What you have to do — Transcribe all of the material below word for word and leave out its pictures.

Records provided —
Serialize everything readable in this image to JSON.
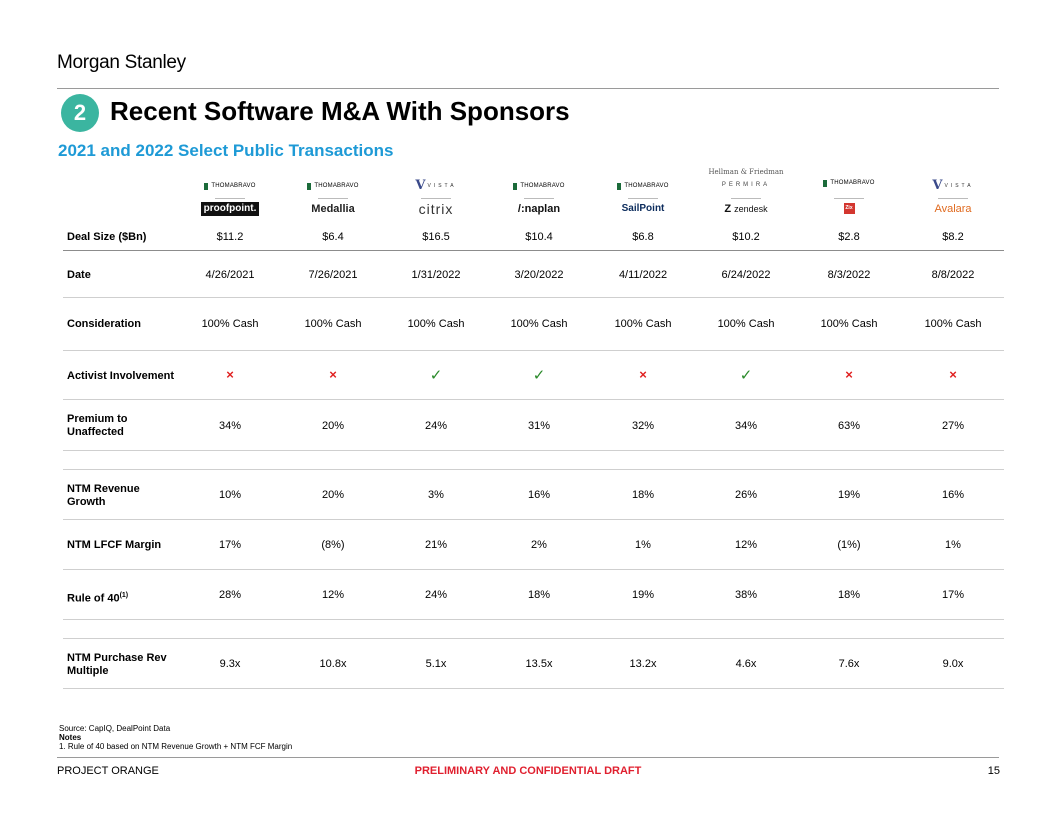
{
  "header": {
    "brand": "Morgan Stanley",
    "section_number": "2",
    "title": "Recent Software M&A With Sponsors",
    "subtitle": "2021 and 2022 Select Public Transactions"
  },
  "sponsor_text": {
    "thoma_bravo": "THOMABRAVO",
    "vista": "VISTA",
    "hellman_friedman": "Hellman & Friedman",
    "permira": "PERMIRA"
  },
  "targets": {
    "proofpoint": "proofpoint.",
    "medallia": "Medallia",
    "citrix": "citrix",
    "anaplan": "/:naplan",
    "sailpoint": "SailPoint",
    "zendesk": "zendesk",
    "zix": "Zix",
    "avalara": "Avalara"
  },
  "rows": {
    "deal_size": {
      "label": "Deal Size ($Bn)",
      "values": [
        "$11.2",
        "$6.4",
        "$16.5",
        "$10.4",
        "$6.8",
        "$10.2",
        "$2.8",
        "$8.2"
      ]
    },
    "date": {
      "label": "Date",
      "values": [
        "4/26/2021",
        "7/26/2021",
        "1/31/2022",
        "3/20/2022",
        "4/11/2022",
        "6/24/2022",
        "8/3/2022",
        "8/8/2022"
      ]
    },
    "consideration": {
      "label": "Consideration",
      "values": [
        "100% Cash",
        "100% Cash",
        "100% Cash",
        "100% Cash",
        "100% Cash",
        "100% Cash",
        "100% Cash",
        "100% Cash"
      ]
    },
    "activist": {
      "label": "Activist Involvement",
      "values": [
        "×",
        "×",
        "✓",
        "✓",
        "×",
        "✓",
        "×",
        "×"
      ]
    },
    "premium": {
      "label_line1": "Premium to",
      "label_line2": "Unaffected",
      "values": [
        "34%",
        "20%",
        "24%",
        "31%",
        "32%",
        "34%",
        "63%",
        "27%"
      ]
    },
    "rev_growth": {
      "label_line1": "NTM Revenue",
      "label_line2": "Growth",
      "values": [
        "10%",
        "20%",
        "3%",
        "16%",
        "18%",
        "26%",
        "19%",
        "16%"
      ]
    },
    "lfcf_margin": {
      "label": "NTM LFCF Margin",
      "values": [
        "17%",
        "(8%)",
        "21%",
        "2%",
        "1%",
        "12%",
        "(1%)",
        "1%"
      ]
    },
    "rule_of_40": {
      "label": "Rule of 40",
      "sup": "(1)",
      "values": [
        "28%",
        "12%",
        "24%",
        "18%",
        "19%",
        "38%",
        "18%",
        "17%"
      ]
    },
    "purchase_multiple": {
      "label_line1": "NTM Purchase Rev",
      "label_line2": "Multiple",
      "values": [
        "9.3x",
        "10.8x",
        "5.1x",
        "13.5x",
        "13.2x",
        "4.6x",
        "7.6x",
        "9.0x"
      ]
    }
  },
  "footnotes": {
    "source": "Source: CapIQ, DealPoint Data",
    "notes_title": "Notes",
    "note1": "1.  Rule of 40 based on NTM Revenue Growth + NTM FCF Margin"
  },
  "footer": {
    "project": "PROJECT ORANGE",
    "confidentiality": "PRELIMINARY AND CONFIDENTIAL DRAFT",
    "page_number": "15"
  },
  "colors": {
    "badge": "#3bb5a0",
    "subtitle": "#1e9ad6",
    "cross": "#e02020",
    "check": "#2a8a2a",
    "footer_center": "#e0202f"
  }
}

Answer for the task —
Serialize everything readable in this image to JSON.
{
  "header": {
    "brand": "Morgan Stanley",
    "section_number": "2",
    "title": "Recent Software M&A With Sponsors",
    "subtitle": "2021 and 2022 Select Public Transactions"
  },
  "sponsor_text": {
    "thoma_bravo": "THOMABRAVO",
    "vista": "VISTA",
    "hellman_friedman": "Hellman & Friedman",
    "permira": "PERMIRA"
  },
  "targets": {
    "proofpoint": "proofpoint.",
    "medallia": "Medallia",
    "citrix": "citrix",
    "anaplan": "/:naplan",
    "sailpoint": "SailPoint",
    "zendesk": "zendesk",
    "zix": "Zix",
    "avalara": "Avalara"
  },
  "rows": {
    "deal_size": {
      "label": "Deal Size ($Bn)",
      "values": [
        "$11.2",
        "$6.4",
        "$16.5",
        "$10.4",
        "$6.8",
        "$10.2",
        "$2.8",
        "$8.2"
      ]
    },
    "date": {
      "label": "Date",
      "values": [
        "4/26/2021",
        "7/26/2021",
        "1/31/2022",
        "3/20/2022",
        "4/11/2022",
        "6/24/2022",
        "8/3/2022",
        "8/8/2022"
      ]
    },
    "consideration": {
      "label": "Consideration",
      "values": [
        "100% Cash",
        "100% Cash",
        "100% Cash",
        "100% Cash",
        "100% Cash",
        "100% Cash",
        "100% Cash",
        "100% Cash"
      ]
    },
    "activist": {
      "label": "Activist Involvement",
      "values": [
        "×",
        "×",
        "✓",
        "✓",
        "×",
        "✓",
        "×",
        "×"
      ]
    },
    "premium": {
      "label_line1": "Premium to",
      "label_line2": "Unaffected",
      "values": [
        "34%",
        "20%",
        "24%",
        "31%",
        "32%",
        "34%",
        "63%",
        "27%"
      ]
    },
    "rev_growth": {
      "label_line1": "NTM Revenue",
      "label_line2": "Growth",
      "values": [
        "10%",
        "20%",
        "3%",
        "16%",
        "18%",
        "26%",
        "19%",
        "16%"
      ]
    },
    "lfcf_margin": {
      "label": "NTM LFCF Margin",
      "values": [
        "17%",
        "(8%)",
        "21%",
        "2%",
        "1%",
        "12%",
        "(1%)",
        "1%"
      ]
    },
    "rule_of_40": {
      "label": "Rule of 40",
      "sup": "(1)",
      "values": [
        "28%",
        "12%",
        "24%",
        "18%",
        "19%",
        "38%",
        "18%",
        "17%"
      ]
    },
    "purchase_multiple": {
      "label_line1": "NTM Purchase Rev",
      "label_line2": "Multiple",
      "values": [
        "9.3x",
        "10.8x",
        "5.1x",
        "13.5x",
        "13.2x",
        "4.6x",
        "7.6x",
        "9.0x"
      ]
    }
  },
  "footnotes": {
    "source": "Source: CapIQ, DealPoint Data",
    "notes_title": "Notes",
    "note1": "1.  Rule of 40 based on NTM Revenue Growth + NTM FCF Margin"
  },
  "footer": {
    "project": "PROJECT ORANGE",
    "confidentiality": "PRELIMINARY AND CONFIDENTIAL DRAFT",
    "page_number": "15"
  },
  "colors": {
    "badge": "#3bb5a0",
    "subtitle": "#1e9ad6",
    "cross": "#e02020",
    "check": "#2a8a2a",
    "footer_center": "#e0202f"
  }
}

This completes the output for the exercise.